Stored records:
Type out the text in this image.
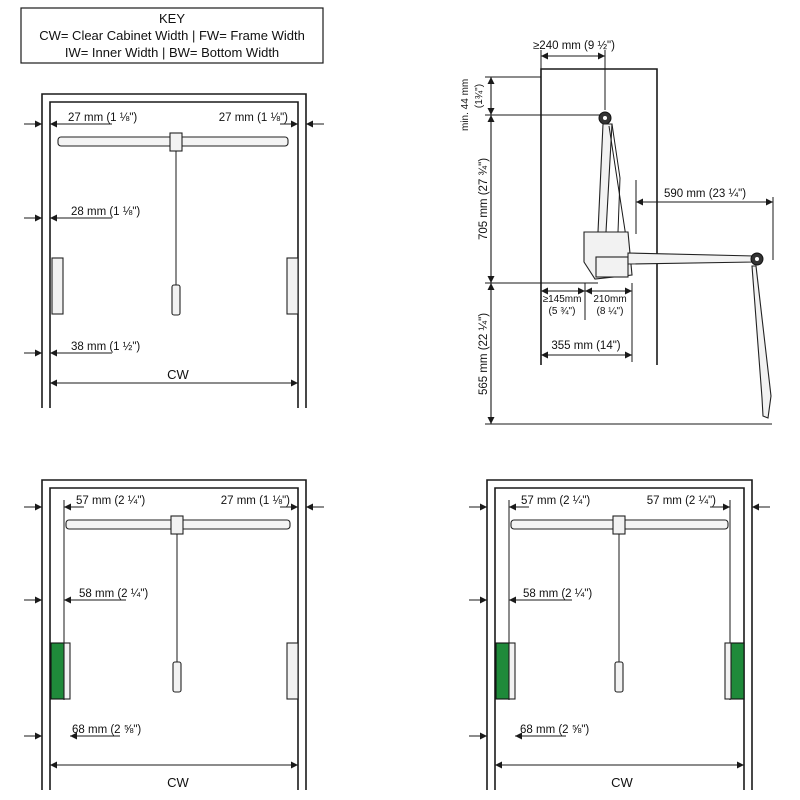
KEY
CW= Clear Cabinet Width | FW= Frame Width
IW= Inner Width | BW= Bottom Width
27 mm (1 ⅛")	27 mm (1 ⅛")
28 mm (1 ⅛")
38 mm (1 ½")
CW
≥240 mm (9 ½")
min. 44 mm (1¾")
705 mm (27 ¾")
565 mm (22 ¼")
590 mm (23 ¼")
≥145mm
(5 ¾")
210mm
(8 ¼")
355 mm (14")
57 mm (2 ¼")	27 mm (1 ⅛")
58 mm (2 ¼")
68 mm (2 ⅝")
CW
57 mm (2 ¼")	57 mm (2 ¼")
58 mm (2 ¼")
68 mm (2 ⅝")
CW
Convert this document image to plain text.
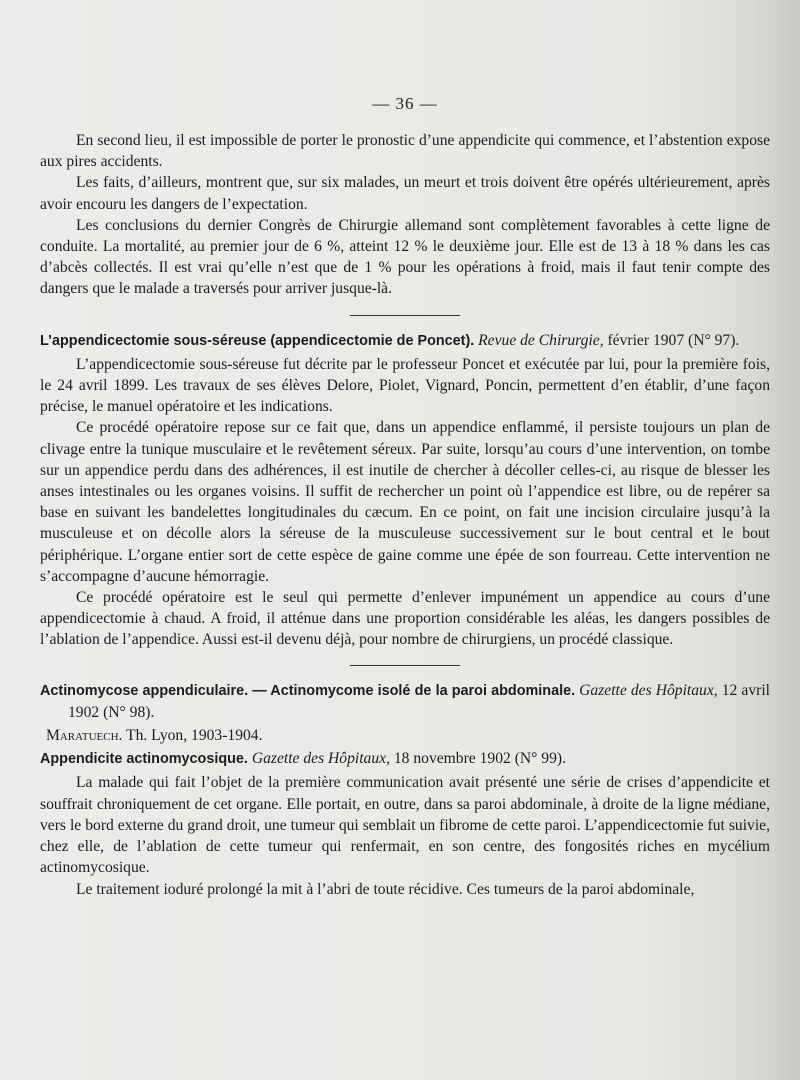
— 36 —

En second lieu, il est impossible de porter le pronostic d’une appendicite qui commence, et l’abstention expose aux pires accidents.

Les faits, d’ailleurs, montrent que, sur six malades, un meurt et trois doivent être opérés ultérieurement, après avoir encouru les dangers de l’expectation.

Les conclusions du dernier Congrès de Chirurgie allemand sont complètement favorables à cette ligne de conduite. La mortalité, au premier jour de 6 %, atteint 12 % le deuxième jour. Elle est de 13 à 18 % dans les cas d’abcès collectés. Il est vrai qu’elle n’est que de 1 % pour les opérations à froid, mais il faut tenir compte des dangers que le malade a traversés pour arriver jusque-là.

L’appendicectomie sous-séreuse (appendicectomie de Poncet). Revue de Chirurgie, février 1907 (N° 97).

L’appendicectomie sous-séreuse fut décrite par le professeur Poncet et exécutée par lui, pour la première fois, le 24 avril 1899. Les travaux de ses élèves Delore, Piolet, Vignard, Poncin, permettent d’en établir, d’une façon précise, le manuel opératoire et les indications.

Ce procédé opératoire repose sur ce fait que, dans un appendice enflammé, il persiste toujours un plan de clivage entre la tunique musculaire et le revêtement séreux. Par suite, lorsqu’au cours d’une intervention, on tombe sur un appendice perdu dans des adhérences, il est inutile de chercher à décoller celles-ci, au risque de blesser les anses intestinales ou les organes voisins. Il suffit de rechercher un point où l’appendice est libre, ou de repérer sa base en suivant les bandelettes longitudinales du cæcum. En ce point, on fait une incision circulaire jusqu’à la musculeuse et on décolle alors la séreuse de la musculeuse successivement sur le bout central et le bout périphérique. L’organe entier sort de cette espèce de gaine comme une épée de son fourreau. Cette intervention ne s’accompagne d’aucune hémorragie.

Ce procédé opératoire est le seul qui permette d’enlever impunément un appendice au cours d’une appendicectomie à chaud. A froid, il atténue dans une proportion considérable les aléas, les dangers possibles de l’ablation de l’appendice. Aussi est-il devenu déjà, pour nombre de chirurgiens, un procédé classique.

Actinomycose appendiculaire. — Actinomycome isolé de la paroi abdominale. Gazette des Hôpitaux, 12 avril 1902 (N° 98).

Maratuech. Th. Lyon, 1903-1904.

Appendicite actinomycosique. Gazette des Hôpitaux, 18 novembre 1902 (N° 99).

La malade qui fait l’objet de la première communication avait présenté une série de crises d’appendicite et souffrait chroniquement de cet organe. Elle portait, en outre, dans sa paroi abdominale, à droite de la ligne médiane, vers le bord externe du grand droit, une tumeur qui semblait un fibrome de cette paroi. L’appendicectomie fut suivie, chez elle, de l’ablation de cette tumeur qui renfermait, en son centre, des fongosités riches en mycélium actinomycosique.

Le traitement ioduré prolongé la mit à l’abri de toute récidive. Ces tumeurs de la paroi abdominale,
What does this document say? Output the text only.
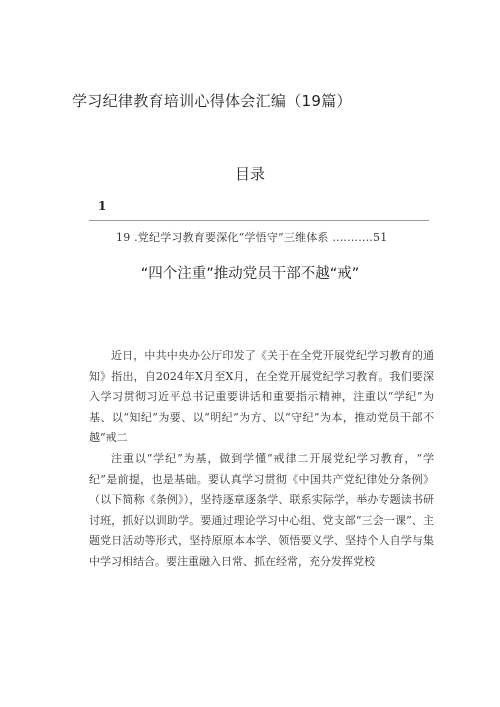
学习纪律教育培训心得体会汇编（19篇）
目录
1
19 .党纪学习教育要深化“学悟守”三维体系 ...........51
“四个注重”推动党员干部不越“戒”

近日，中共中央办公厅印发了《关于在全党开展党纪学习教育的通知》指出，自2024年X月至X月，在全党开展党纪学习教育。我们要深入学习贯彻习近平总书记重要讲话和重要指示精神，注重以“学纪”为基、以“知纪”为要、以“明纪”为方、以“守纪”为本，推动党员干部不越“戒二

注重以“学纪”为基，做到学懂“戒律二开展党纪学习教育，“学纪”是前提，也是基础。要认真学习贯彻《中国共产党纪律处分条例》（以下简称《条例》），坚持逐章逐条学、联系实际学，举办专题读书研讨班，抓好以训助学。要通过理论学习中心组、党支部“三会一课”、主题党日活动等形式，坚持原原本本学、领悟要义学、坚持个人自学与集中学习相结合。要注重融入日常、抓在经常，充分发挥党校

**EXERCISE INSTRUCTIONS:**
Find how many lines include the string "推动党员干部不越" and report that number alone.

**SOLUTION FOR THIS PROBLEM:**
2